++++ THE RECORDS ++++

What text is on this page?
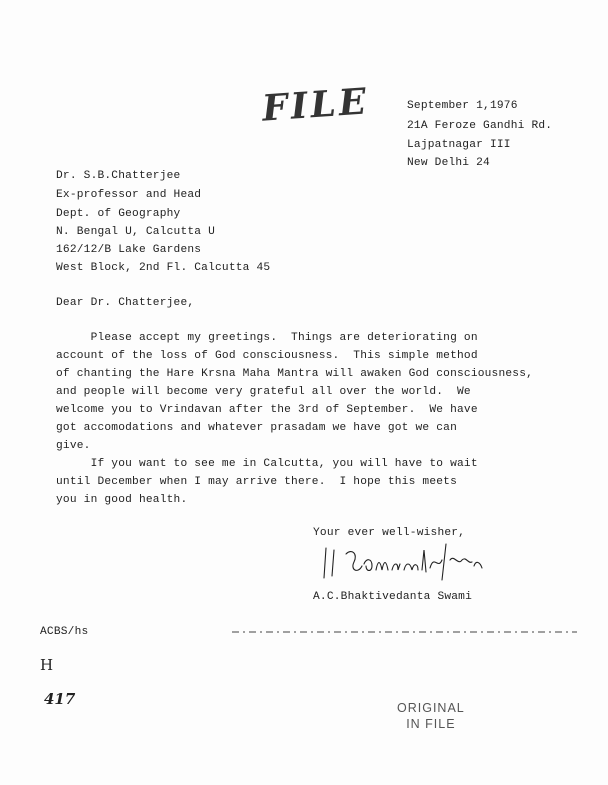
FILE	September 1,1976
21A Feroze Gandhi Rd.
Lajpatnagar III
New Delhi 24
Dr. S.B.Chatterjee
Ex-professor and Head
Dept. of Geography
N. Bengal U, Calcutta U
162/12/B Lake Gardens
West Block, 2nd Fl. Calcutta 45
Dear Dr. Chatterjee,
Please accept my greetings.  Things are deteriorating on
account of the loss of God consciousness.  This simple method
of chanting the Hare Krsna Maha Mantra will awaken God consciousness,
and people will become very grateful all over the world.  We
welcome you to Vrindavan after the 3rd of September.  We have
got accomodations and whatever prasadam we have got we can
give.
If you want to see me in Calcutta, you will have to wait
until December when I may arrive there.  I hope this meets
you in good health.
Your ever well-wisher,
A.C.Bhaktivedanta Swami
ACBS/hs
H
417	ORIGINAL
IN FILE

++++

* **DO THIS**
Write the full listing out again with every line unchanged, but include no pictures.

* **IN RESPONSE**
What text is on this page?
FILE	September 1,1976
21A Feroze Gandhi Rd.
Lajpatnagar III
New Delhi 24
Dr. S.B.Chatterjee
Ex-professor and Head
Dept. of Geography
N. Bengal U, Calcutta U
162/12/B Lake Gardens
West Block, 2nd Fl. Calcutta 45
Dear Dr. Chatterjee,
Please accept my greetings.  Things are deteriorating on
account of the loss of God consciousness.  This simple method
of chanting the Hare Krsna Maha Mantra will awaken God consciousness,
and people will become very grateful all over the world.  We
welcome you to Vrindavan after the 3rd of September.  We have
got accomodations and whatever prasadam we have got we can
give.
If you want to see me in Calcutta, you will have to wait
until December when I may arrive there.  I hope this meets
you in good health.
Your ever well-wisher,
A.C.Bhaktivedanta Swami
ACBS/hs
H
417	ORIGINAL
IN FILE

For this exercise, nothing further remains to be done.